Data excerpts
++++++++++++++++++++
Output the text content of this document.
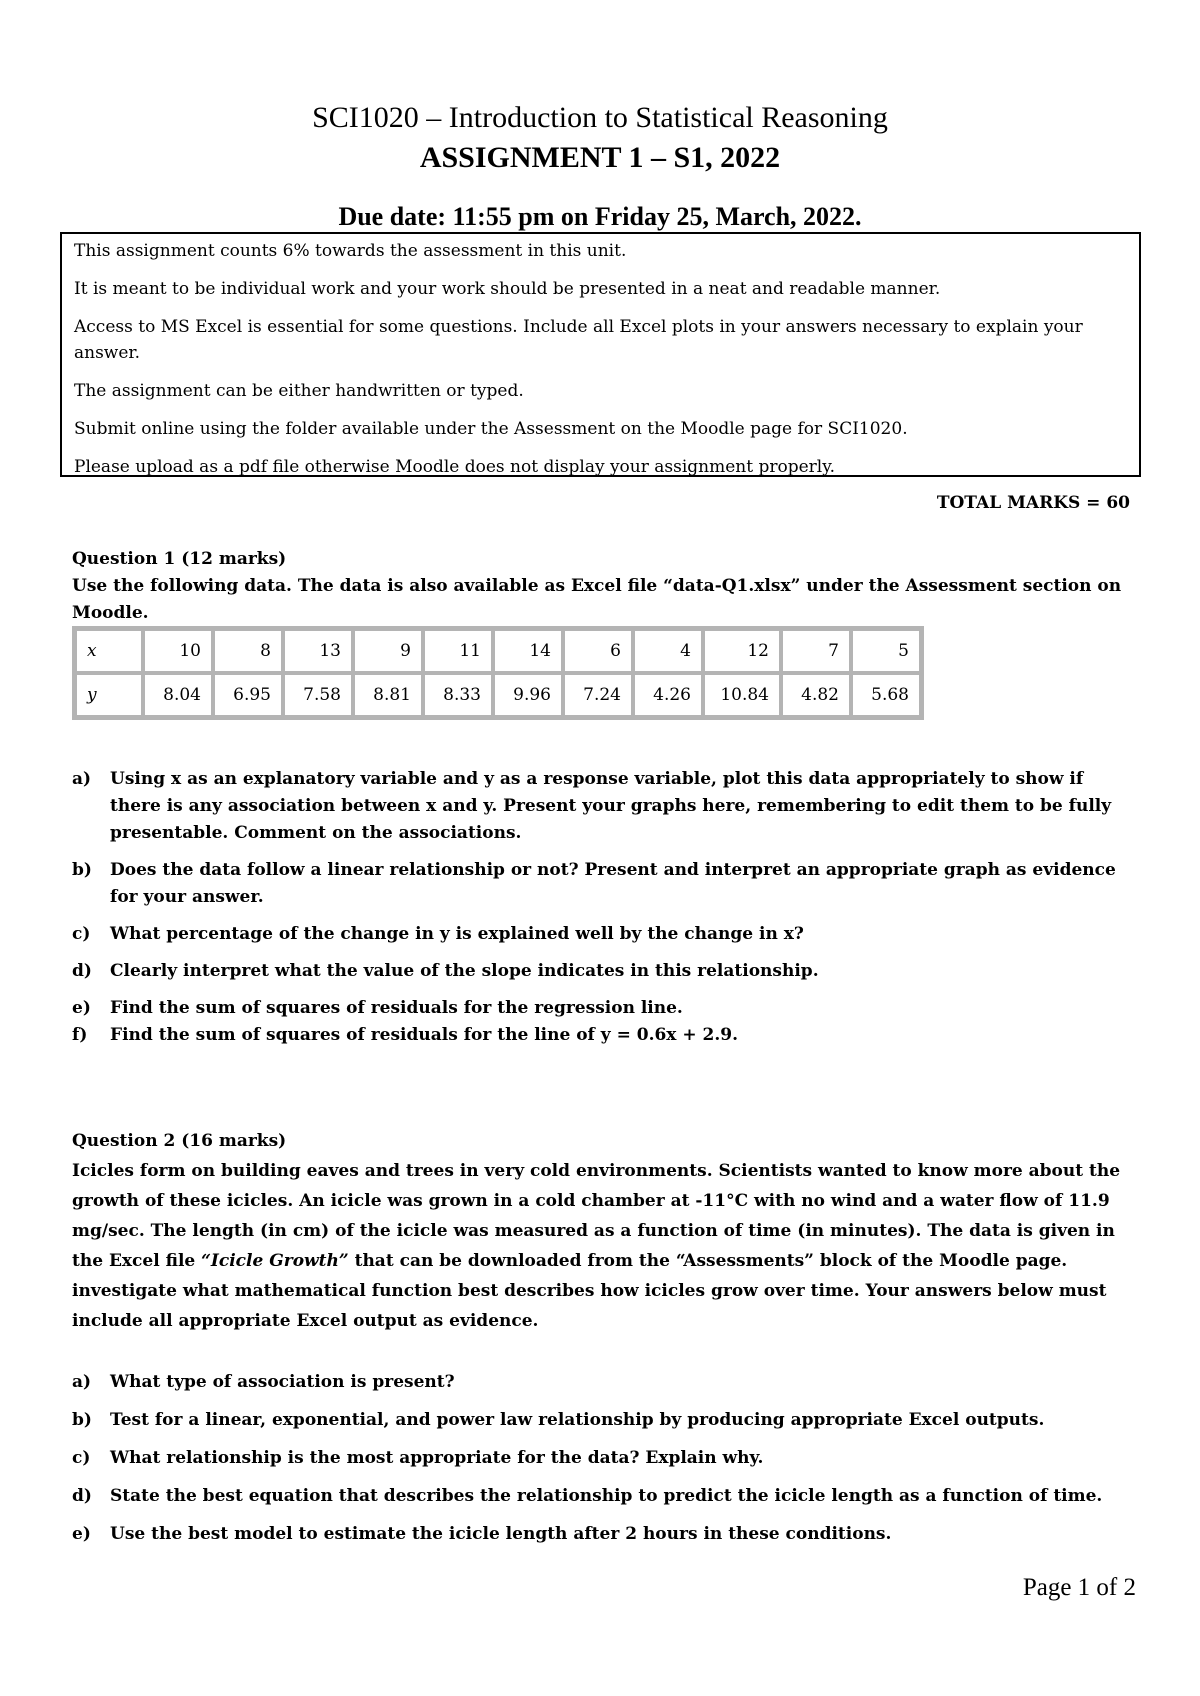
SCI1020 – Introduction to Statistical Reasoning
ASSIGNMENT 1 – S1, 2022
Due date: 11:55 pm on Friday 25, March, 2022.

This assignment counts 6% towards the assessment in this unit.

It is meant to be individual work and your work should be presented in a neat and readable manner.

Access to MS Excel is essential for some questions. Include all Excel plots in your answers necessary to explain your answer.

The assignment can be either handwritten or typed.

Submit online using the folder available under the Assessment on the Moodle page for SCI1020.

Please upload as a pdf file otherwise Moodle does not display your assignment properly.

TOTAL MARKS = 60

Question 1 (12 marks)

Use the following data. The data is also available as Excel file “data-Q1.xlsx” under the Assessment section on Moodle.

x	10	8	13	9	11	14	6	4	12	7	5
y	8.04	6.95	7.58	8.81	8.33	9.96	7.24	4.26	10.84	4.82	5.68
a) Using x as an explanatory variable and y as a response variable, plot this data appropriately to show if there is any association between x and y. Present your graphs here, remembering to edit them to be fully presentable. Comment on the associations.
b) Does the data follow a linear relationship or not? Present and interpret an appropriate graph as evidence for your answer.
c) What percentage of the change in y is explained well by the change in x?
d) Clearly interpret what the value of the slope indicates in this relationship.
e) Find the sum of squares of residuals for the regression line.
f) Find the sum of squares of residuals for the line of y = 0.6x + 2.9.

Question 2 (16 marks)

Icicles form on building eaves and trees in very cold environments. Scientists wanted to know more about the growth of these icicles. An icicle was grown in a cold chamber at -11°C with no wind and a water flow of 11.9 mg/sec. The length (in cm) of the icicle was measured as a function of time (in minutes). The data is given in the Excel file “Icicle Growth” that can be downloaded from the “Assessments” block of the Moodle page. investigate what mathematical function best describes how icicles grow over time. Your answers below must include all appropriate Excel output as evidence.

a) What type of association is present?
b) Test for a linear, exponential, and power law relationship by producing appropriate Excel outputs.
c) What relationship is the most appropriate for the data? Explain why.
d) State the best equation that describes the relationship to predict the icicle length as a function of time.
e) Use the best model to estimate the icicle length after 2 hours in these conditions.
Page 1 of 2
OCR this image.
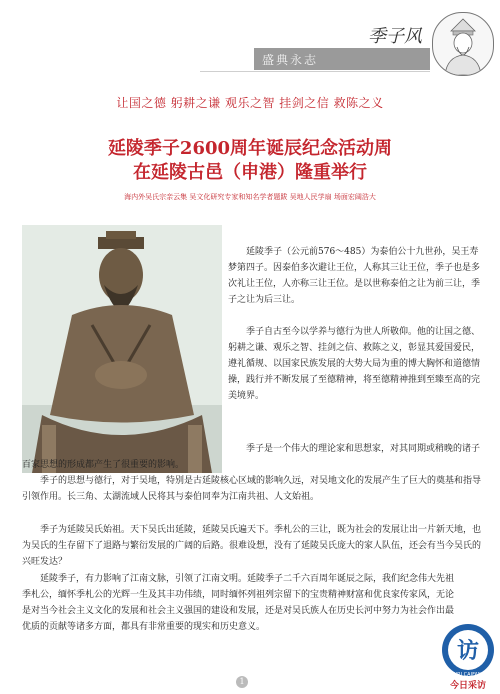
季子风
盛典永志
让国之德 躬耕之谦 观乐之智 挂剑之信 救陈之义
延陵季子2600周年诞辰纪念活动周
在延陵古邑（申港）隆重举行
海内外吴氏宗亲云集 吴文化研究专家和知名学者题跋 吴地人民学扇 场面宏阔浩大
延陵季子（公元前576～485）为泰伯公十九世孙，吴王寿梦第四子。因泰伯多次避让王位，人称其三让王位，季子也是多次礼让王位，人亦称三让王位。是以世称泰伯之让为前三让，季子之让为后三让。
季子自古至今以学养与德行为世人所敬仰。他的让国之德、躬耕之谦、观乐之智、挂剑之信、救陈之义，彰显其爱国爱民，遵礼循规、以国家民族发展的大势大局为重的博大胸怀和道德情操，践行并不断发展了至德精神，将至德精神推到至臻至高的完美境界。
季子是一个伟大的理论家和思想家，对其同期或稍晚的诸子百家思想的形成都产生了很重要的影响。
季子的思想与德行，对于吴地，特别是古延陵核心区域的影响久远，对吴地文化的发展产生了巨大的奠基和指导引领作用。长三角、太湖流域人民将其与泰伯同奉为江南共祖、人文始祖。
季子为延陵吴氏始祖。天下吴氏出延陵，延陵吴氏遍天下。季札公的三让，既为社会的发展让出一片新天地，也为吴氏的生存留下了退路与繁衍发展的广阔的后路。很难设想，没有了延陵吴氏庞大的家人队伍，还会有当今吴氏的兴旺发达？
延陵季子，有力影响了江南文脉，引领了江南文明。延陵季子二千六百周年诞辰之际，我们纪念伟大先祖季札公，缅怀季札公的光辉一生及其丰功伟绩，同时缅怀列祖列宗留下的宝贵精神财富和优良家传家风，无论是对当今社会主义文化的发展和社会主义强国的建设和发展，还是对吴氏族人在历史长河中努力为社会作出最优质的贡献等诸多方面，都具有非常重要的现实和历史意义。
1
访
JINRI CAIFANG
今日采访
++++++++++++++++++++
WORK INSTRUCTIONS:
The answer is a single number: how many lines include the word "观乐之智"?

OUTPUT FOR THIS EXERCISE:
2